* WHAT TO DO: Locate the word "Sarinya" in the material, then show every line that holds it.

==== MATERIAL FOR THE TASK

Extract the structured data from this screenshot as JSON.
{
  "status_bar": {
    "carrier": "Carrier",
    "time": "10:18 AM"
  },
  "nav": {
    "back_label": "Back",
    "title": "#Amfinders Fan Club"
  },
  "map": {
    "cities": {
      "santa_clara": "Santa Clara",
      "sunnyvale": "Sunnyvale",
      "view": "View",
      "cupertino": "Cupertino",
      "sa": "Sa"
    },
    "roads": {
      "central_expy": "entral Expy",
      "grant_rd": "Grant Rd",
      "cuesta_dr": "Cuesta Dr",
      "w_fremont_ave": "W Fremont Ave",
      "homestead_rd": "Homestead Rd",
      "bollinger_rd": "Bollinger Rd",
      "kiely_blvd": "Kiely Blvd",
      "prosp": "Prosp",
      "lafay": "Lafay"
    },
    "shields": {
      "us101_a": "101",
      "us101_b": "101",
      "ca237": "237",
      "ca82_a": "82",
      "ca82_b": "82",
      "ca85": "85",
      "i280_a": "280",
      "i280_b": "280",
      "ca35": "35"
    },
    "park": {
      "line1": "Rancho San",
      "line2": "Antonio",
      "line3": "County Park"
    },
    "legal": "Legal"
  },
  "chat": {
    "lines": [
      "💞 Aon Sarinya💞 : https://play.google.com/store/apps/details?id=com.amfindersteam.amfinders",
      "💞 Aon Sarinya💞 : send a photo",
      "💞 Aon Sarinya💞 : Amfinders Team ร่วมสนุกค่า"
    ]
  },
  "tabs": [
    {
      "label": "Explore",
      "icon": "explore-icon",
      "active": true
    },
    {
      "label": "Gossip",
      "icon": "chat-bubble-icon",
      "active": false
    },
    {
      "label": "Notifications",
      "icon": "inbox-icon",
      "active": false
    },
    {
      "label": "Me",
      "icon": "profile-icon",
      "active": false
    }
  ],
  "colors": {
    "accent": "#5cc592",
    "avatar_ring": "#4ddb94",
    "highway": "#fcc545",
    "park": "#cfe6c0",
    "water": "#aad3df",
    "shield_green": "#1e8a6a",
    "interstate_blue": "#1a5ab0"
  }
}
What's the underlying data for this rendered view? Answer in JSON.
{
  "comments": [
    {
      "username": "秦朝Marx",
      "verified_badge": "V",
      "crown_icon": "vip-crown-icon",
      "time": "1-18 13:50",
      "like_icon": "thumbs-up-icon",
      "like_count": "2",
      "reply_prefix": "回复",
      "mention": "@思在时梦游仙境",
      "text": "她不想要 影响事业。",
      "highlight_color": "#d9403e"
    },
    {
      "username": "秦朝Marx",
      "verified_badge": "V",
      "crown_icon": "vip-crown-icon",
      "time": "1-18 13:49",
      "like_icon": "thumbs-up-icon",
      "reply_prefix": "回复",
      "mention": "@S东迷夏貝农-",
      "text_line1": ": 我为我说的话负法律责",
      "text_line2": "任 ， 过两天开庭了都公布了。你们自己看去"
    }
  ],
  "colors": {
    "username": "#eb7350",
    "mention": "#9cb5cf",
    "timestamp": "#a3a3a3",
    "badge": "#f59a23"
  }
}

========

* THE RESULT:
      "💞 Aon Sarinya💞 : https://play.google.com/store/apps/details?id=com.amfindersteam.amfinders",
      "💞 Aon Sarinya💞 : send a photo",
      "💞 Aon Sarinya💞 : Amfinders Team ร่วมสนุกค่า"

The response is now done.